### Problem requirements
Check each line of the records below and collect those that include the word "sneaker".

=-=-=

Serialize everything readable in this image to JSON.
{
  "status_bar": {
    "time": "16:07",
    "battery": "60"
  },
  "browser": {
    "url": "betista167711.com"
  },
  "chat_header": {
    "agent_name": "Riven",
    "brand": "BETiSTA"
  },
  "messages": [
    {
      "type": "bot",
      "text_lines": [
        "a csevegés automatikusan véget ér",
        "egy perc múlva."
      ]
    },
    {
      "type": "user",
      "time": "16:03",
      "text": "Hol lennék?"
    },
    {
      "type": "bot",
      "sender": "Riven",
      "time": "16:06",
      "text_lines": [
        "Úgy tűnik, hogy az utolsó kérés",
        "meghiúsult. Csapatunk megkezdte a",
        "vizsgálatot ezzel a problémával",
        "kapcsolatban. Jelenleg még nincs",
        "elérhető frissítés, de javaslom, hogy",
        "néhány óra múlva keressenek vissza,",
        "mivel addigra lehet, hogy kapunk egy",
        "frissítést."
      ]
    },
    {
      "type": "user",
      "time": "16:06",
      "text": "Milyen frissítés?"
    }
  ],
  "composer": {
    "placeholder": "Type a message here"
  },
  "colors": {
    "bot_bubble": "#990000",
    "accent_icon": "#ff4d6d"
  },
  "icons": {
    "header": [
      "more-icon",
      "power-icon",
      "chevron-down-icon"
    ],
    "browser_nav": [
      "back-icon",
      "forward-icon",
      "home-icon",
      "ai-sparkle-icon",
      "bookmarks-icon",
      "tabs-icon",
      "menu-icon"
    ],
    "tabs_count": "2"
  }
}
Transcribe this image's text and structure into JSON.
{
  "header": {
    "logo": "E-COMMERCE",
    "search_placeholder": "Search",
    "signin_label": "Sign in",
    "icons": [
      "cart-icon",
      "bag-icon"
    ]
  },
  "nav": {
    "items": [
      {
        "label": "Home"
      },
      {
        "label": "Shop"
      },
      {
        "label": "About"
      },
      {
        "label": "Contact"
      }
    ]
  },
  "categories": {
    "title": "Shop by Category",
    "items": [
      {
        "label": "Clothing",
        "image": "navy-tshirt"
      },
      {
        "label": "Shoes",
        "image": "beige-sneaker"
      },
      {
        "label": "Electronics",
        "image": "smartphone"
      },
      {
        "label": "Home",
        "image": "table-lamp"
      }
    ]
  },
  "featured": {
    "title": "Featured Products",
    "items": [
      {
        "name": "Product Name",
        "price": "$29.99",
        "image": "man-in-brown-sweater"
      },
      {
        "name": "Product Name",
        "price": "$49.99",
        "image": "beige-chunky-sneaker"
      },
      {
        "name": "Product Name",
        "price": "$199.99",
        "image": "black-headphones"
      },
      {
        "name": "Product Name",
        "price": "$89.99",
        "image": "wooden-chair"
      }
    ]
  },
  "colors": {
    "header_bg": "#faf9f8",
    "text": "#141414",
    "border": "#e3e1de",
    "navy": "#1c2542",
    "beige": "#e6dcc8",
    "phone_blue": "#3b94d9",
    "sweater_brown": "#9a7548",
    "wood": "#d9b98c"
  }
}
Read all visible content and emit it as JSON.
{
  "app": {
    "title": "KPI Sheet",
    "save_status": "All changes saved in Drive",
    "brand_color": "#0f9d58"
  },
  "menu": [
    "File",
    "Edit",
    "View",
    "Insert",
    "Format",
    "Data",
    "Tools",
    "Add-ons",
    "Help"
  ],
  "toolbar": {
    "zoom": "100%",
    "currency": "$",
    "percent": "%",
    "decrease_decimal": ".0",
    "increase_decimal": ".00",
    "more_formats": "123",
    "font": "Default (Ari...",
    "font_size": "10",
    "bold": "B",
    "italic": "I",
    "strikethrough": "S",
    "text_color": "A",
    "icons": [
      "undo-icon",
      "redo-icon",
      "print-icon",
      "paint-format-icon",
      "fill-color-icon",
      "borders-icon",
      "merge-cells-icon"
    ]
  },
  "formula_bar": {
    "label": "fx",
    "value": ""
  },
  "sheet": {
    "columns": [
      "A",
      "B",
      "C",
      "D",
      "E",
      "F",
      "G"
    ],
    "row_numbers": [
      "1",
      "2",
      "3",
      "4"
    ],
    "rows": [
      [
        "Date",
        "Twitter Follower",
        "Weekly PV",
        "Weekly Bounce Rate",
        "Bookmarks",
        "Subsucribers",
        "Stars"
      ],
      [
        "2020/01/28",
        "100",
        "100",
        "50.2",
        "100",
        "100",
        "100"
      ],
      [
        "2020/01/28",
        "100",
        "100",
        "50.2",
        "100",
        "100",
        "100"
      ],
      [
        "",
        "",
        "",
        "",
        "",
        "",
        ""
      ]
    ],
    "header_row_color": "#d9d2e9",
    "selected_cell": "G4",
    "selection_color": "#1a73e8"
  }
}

=-=-=

### Answer below
        "image": "beige-sneaker"
        "image": "beige-chunky-sneaker"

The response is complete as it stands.